* [WHAT IS REQUIRED]: Of the lines in the listing, how many include the string "back"? Write the number and nothing else.

* [TASK DATA]:
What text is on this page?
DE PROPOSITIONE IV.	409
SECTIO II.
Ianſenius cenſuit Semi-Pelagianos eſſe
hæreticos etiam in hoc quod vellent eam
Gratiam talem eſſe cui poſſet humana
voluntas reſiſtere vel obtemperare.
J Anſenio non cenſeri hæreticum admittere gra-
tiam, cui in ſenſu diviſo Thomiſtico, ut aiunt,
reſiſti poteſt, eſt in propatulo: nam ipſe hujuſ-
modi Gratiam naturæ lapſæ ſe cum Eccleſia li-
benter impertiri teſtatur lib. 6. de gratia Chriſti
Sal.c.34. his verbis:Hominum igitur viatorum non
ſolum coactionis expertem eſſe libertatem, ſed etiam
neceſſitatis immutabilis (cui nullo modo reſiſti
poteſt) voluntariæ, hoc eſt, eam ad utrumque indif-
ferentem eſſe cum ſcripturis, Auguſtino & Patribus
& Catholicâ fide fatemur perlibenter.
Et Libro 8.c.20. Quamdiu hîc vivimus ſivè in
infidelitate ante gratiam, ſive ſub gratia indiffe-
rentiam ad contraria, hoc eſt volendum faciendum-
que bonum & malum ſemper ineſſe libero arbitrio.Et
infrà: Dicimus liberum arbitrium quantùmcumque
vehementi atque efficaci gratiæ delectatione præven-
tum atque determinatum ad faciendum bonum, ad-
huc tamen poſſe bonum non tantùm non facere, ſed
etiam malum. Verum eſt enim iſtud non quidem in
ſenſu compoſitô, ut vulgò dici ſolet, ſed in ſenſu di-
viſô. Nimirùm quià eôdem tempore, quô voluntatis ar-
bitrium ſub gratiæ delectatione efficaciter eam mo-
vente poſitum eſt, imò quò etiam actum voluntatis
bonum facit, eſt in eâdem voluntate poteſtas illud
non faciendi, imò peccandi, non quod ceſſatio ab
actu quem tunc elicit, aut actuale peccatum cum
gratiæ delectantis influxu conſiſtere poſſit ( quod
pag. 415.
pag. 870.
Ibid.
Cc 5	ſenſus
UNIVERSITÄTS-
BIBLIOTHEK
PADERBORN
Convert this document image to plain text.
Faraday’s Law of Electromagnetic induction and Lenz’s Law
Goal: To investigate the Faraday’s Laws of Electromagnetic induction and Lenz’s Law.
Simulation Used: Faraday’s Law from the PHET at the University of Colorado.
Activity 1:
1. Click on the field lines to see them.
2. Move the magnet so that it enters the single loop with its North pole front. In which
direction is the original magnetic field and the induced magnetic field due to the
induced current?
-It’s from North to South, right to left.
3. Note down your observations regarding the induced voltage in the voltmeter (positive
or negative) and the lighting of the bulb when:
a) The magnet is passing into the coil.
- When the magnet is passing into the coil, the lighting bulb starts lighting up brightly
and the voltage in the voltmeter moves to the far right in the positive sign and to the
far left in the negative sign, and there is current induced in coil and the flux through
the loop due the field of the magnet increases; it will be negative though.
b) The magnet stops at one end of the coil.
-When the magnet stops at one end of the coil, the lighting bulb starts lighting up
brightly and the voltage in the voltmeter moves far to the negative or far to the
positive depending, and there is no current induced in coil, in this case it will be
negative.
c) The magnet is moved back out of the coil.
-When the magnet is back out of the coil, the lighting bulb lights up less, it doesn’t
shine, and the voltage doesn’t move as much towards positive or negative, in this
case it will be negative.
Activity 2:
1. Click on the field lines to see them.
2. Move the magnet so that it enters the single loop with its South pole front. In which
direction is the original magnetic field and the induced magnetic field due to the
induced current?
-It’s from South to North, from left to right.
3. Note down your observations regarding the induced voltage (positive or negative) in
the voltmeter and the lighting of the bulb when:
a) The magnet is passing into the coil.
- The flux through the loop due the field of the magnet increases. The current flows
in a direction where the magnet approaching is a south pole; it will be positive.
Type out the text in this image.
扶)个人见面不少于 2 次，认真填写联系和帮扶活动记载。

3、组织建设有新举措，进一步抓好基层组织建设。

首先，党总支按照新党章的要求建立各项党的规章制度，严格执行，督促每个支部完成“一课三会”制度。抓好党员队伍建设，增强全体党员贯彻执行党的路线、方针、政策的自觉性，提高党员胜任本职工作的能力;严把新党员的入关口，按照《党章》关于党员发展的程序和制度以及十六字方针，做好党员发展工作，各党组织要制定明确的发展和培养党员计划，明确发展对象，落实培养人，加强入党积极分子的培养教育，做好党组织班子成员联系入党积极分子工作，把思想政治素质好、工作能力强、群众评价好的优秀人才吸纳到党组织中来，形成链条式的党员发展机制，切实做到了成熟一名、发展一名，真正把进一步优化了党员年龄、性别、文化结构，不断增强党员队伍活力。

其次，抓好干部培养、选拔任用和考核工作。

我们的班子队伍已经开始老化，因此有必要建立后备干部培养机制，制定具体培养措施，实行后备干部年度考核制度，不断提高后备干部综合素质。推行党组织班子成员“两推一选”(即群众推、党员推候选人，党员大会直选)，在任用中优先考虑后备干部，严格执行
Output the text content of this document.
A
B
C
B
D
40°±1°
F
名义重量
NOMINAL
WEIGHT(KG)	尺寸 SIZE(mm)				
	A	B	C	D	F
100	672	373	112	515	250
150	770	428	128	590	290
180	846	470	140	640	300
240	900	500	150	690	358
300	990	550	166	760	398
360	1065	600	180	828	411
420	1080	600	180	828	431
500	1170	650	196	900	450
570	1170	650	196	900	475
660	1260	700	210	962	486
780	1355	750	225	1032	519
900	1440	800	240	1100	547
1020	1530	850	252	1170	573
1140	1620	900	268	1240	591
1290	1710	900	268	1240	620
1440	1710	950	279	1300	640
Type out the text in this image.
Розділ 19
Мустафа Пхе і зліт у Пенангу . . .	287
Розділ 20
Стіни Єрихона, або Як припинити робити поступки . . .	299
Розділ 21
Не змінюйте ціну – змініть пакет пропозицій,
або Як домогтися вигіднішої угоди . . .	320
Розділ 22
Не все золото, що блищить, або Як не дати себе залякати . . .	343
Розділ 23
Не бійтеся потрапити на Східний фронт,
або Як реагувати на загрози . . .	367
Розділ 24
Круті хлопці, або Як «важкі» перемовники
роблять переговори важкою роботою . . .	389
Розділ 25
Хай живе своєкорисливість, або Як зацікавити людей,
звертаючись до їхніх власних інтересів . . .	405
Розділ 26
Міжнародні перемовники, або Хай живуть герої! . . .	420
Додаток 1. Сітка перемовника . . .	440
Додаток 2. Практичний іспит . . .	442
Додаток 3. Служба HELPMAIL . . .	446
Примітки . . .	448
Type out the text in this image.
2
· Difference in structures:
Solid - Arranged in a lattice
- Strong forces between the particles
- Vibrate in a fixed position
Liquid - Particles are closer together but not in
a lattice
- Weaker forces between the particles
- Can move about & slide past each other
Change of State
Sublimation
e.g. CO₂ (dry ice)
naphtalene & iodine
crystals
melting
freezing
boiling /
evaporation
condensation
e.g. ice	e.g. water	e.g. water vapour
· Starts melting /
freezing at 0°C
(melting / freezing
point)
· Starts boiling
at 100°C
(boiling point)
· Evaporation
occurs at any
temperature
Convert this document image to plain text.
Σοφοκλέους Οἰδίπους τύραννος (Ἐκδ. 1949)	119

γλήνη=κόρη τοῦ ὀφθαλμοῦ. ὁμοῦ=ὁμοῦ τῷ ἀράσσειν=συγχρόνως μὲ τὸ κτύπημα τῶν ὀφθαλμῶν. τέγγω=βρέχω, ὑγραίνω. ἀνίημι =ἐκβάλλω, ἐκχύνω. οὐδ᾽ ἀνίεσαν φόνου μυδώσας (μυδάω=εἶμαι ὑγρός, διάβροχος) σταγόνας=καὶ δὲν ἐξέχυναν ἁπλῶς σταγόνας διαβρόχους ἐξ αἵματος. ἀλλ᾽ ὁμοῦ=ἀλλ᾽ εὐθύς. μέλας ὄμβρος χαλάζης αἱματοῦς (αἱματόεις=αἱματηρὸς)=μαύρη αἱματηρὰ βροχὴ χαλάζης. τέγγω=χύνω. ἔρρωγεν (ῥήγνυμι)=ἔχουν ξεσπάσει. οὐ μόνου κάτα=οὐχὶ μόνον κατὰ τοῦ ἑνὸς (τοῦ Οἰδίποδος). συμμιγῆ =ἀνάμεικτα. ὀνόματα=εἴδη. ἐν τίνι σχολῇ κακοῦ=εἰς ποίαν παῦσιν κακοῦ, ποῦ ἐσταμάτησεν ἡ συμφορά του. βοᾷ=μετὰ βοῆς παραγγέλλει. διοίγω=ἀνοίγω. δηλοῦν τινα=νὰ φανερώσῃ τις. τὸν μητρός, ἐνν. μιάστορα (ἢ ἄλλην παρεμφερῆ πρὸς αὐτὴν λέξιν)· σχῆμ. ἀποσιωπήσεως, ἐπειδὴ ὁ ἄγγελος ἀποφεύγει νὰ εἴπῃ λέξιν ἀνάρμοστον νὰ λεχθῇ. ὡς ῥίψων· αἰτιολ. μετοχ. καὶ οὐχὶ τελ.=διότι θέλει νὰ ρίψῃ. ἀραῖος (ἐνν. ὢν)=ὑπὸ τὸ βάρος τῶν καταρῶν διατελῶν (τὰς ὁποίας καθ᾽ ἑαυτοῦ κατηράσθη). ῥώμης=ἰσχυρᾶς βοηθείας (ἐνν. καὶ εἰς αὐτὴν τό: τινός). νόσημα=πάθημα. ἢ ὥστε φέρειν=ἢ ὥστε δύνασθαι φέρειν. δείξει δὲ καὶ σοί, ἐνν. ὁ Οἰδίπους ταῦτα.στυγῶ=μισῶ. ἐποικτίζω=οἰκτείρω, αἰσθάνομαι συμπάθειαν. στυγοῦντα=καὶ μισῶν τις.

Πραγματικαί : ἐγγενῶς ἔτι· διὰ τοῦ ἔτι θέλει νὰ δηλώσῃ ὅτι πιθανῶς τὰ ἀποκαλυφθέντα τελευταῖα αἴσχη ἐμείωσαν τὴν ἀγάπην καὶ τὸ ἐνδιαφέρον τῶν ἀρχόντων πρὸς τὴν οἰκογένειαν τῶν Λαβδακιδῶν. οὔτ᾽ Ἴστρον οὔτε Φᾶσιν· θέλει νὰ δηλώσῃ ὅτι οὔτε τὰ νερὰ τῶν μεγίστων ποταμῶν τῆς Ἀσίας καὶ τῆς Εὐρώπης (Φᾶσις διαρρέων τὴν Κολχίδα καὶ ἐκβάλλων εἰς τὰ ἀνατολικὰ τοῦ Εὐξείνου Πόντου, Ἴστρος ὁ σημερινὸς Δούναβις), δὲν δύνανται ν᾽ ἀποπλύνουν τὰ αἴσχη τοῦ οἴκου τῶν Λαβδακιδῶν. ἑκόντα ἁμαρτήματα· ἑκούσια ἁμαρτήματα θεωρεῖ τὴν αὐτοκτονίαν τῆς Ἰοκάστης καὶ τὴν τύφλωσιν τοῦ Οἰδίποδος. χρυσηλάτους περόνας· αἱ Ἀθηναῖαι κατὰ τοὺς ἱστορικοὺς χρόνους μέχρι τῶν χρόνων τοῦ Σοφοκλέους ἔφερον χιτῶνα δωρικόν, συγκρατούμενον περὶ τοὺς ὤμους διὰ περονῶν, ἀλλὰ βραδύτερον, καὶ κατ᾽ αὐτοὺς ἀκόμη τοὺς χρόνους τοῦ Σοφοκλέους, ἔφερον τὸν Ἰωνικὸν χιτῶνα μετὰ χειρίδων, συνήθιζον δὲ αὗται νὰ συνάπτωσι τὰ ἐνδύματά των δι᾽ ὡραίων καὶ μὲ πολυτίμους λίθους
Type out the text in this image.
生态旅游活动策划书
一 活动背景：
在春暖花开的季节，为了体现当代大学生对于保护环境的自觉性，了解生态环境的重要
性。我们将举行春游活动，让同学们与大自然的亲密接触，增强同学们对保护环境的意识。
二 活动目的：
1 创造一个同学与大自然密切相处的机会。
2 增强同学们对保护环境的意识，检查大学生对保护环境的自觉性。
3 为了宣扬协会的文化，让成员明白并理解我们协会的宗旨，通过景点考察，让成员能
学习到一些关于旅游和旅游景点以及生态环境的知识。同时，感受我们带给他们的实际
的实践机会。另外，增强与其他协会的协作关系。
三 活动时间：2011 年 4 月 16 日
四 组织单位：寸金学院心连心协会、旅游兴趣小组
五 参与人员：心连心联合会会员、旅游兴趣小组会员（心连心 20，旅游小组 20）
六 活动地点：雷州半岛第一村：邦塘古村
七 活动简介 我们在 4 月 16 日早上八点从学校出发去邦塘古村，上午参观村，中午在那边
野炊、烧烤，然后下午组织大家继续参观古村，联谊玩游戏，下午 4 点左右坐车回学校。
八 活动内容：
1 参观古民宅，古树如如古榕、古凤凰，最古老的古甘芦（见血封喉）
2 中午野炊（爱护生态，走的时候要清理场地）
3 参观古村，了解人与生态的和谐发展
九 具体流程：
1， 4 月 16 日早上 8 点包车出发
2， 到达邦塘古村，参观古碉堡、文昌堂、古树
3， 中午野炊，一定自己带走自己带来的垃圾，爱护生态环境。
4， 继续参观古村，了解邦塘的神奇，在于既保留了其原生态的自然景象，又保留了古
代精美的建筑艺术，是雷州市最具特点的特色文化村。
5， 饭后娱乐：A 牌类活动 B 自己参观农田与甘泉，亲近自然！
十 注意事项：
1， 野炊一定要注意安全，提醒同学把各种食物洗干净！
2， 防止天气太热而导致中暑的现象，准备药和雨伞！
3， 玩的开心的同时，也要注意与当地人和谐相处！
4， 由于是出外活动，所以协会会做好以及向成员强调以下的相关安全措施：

* [EXERCISE RESPONSE]: 2